Data records
▼▼▼

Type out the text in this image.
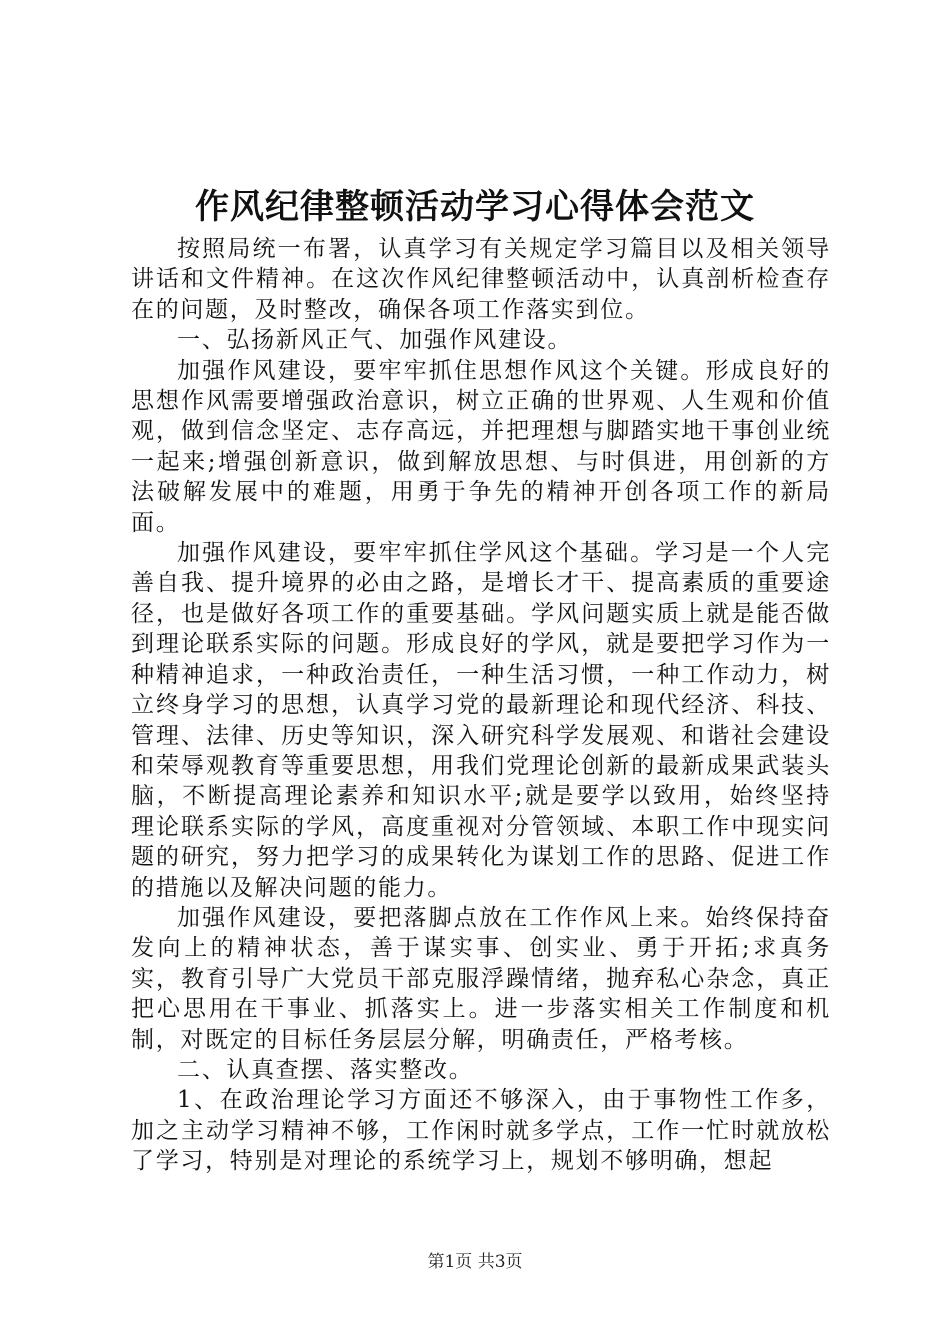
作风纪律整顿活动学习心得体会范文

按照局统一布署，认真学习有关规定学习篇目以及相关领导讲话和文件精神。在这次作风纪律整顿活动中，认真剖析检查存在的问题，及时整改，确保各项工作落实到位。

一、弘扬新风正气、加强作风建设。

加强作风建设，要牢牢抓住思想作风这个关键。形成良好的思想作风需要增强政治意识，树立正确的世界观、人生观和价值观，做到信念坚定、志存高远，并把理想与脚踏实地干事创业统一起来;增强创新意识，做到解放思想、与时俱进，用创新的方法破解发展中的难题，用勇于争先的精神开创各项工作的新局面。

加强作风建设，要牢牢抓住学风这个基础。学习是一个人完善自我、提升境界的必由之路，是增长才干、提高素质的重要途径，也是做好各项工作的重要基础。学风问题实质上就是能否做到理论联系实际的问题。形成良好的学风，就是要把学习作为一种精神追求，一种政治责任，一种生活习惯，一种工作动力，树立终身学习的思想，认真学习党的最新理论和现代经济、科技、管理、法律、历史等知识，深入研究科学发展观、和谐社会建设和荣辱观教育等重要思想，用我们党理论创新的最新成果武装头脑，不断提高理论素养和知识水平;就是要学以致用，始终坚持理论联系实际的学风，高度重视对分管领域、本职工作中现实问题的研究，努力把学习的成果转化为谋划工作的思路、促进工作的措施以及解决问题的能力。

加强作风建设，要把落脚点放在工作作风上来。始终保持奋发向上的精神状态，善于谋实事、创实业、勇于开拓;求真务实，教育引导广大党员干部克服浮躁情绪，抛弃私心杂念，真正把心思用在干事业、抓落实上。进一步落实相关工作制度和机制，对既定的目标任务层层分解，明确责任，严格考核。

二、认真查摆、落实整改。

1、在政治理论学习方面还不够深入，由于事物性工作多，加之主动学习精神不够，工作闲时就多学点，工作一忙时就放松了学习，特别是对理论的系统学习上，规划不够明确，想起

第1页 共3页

▲▲▲

Exercise description:
Every record is to be reproduced exactly, with no pictures included.

Response to the exercise:
Type out the text in this image.
作风纪律整顿活动学习心得体会范文

按照局统一布署，认真学习有关规定学习篇目以及相关领导讲话和文件精神。在这次作风纪律整顿活动中，认真剖析检查存在的问题，及时整改，确保各项工作落实到位。

一、弘扬新风正气、加强作风建设。

加强作风建设，要牢牢抓住思想作风这个关键。形成良好的思想作风需要增强政治意识，树立正确的世界观、人生观和价值观，做到信念坚定、志存高远，并把理想与脚踏实地干事创业统一起来;增强创新意识，做到解放思想、与时俱进，用创新的方法破解发展中的难题，用勇于争先的精神开创各项工作的新局面。

加强作风建设，要牢牢抓住学风这个基础。学习是一个人完善自我、提升境界的必由之路，是增长才干、提高素质的重要途径，也是做好各项工作的重要基础。学风问题实质上就是能否做到理论联系实际的问题。形成良好的学风，就是要把学习作为一种精神追求，一种政治责任，一种生活习惯，一种工作动力，树立终身学习的思想，认真学习党的最新理论和现代经济、科技、管理、法律、历史等知识，深入研究科学发展观、和谐社会建设和荣辱观教育等重要思想，用我们党理论创新的最新成果武装头脑，不断提高理论素养和知识水平;就是要学以致用，始终坚持理论联系实际的学风，高度重视对分管领域、本职工作中现实问题的研究，努力把学习的成果转化为谋划工作的思路、促进工作的措施以及解决问题的能力。

加强作风建设，要把落脚点放在工作作风上来。始终保持奋发向上的精神状态，善于谋实事、创实业、勇于开拓;求真务实，教育引导广大党员干部克服浮躁情绪，抛弃私心杂念，真正把心思用在干事业、抓落实上。进一步落实相关工作制度和机制，对既定的目标任务层层分解，明确责任，严格考核。

二、认真查摆、落实整改。

1、在政治理论学习方面还不够深入，由于事物性工作多，加之主动学习精神不够，工作闲时就多学点，工作一忙时就放松了学习，特别是对理论的系统学习上，规划不够明确，想起

第1页 共3页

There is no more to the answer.